-------- LISTING

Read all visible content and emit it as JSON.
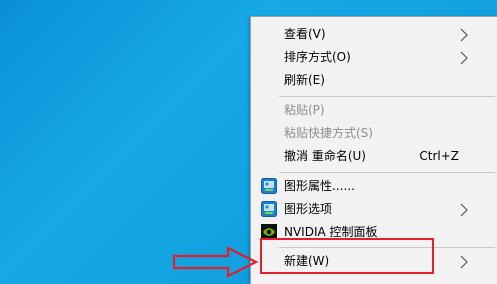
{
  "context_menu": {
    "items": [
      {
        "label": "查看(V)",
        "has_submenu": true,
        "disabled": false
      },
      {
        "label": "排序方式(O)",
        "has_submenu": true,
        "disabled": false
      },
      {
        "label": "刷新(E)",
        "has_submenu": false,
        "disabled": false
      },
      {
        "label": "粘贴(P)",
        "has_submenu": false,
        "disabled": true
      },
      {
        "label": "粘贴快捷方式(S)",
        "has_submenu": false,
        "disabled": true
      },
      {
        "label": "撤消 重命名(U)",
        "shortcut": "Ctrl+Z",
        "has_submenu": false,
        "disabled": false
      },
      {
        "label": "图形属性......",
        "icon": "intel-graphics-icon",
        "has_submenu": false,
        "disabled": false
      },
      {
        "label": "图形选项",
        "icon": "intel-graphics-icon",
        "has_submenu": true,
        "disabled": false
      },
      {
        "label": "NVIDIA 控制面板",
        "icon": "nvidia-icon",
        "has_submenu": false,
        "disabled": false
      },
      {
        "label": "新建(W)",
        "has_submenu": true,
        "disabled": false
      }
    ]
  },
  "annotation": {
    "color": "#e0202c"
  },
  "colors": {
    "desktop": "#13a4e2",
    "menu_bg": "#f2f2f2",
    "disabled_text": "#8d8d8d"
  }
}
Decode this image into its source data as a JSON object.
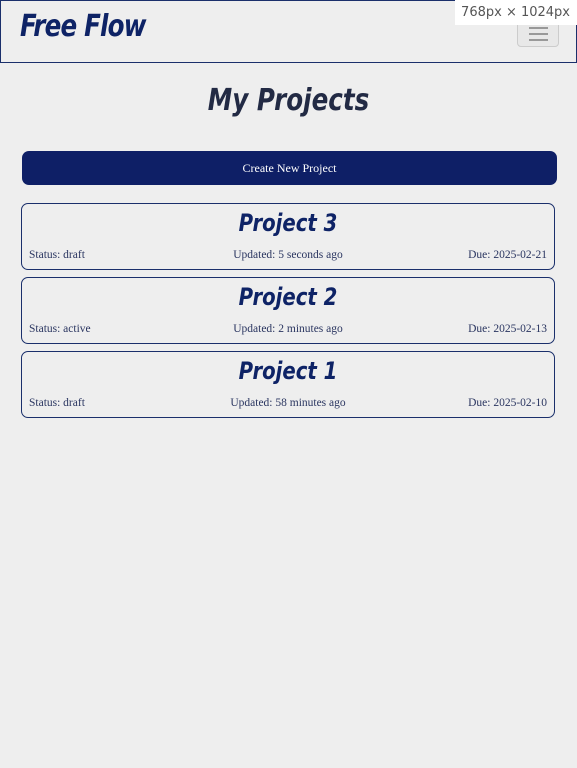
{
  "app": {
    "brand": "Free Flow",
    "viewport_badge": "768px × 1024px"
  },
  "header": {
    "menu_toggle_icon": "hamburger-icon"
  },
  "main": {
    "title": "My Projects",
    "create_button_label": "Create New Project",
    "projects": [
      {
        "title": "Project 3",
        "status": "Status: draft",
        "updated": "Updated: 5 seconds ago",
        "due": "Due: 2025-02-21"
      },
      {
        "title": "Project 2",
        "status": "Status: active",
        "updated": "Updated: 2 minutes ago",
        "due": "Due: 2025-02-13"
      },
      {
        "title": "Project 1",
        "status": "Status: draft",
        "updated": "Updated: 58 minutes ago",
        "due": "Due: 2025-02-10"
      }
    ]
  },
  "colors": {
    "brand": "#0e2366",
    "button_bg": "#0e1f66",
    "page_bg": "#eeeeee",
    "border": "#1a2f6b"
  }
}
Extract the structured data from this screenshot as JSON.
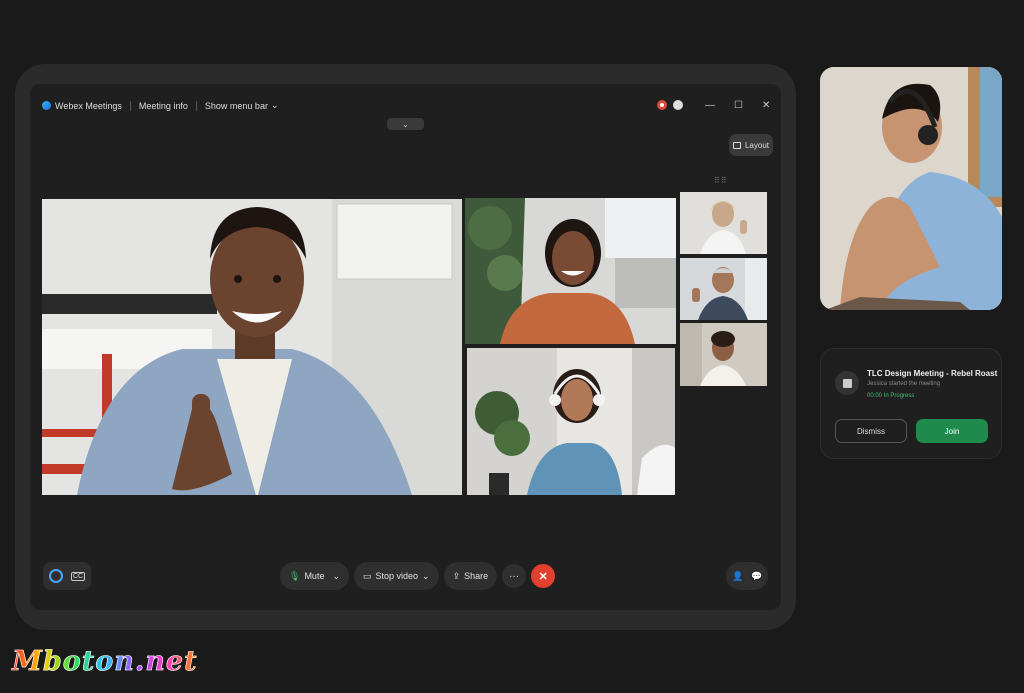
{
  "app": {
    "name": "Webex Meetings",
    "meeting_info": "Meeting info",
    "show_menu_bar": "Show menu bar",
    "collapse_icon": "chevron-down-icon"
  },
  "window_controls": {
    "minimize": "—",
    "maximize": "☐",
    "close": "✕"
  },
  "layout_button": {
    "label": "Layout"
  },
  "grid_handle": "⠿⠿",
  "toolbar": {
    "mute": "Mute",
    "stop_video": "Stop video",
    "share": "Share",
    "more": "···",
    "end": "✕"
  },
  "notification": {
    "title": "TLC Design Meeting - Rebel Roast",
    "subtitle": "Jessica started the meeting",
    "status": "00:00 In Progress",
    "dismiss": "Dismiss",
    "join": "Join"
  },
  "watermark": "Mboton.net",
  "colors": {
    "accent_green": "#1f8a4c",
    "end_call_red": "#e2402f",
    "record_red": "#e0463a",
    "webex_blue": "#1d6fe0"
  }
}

----------------

**EXERCISE GOAL:** Some lines of the records may hold the word "icon". How many do? Answer with a number and nothing else.

**RESULT OF THIS TASK:** 5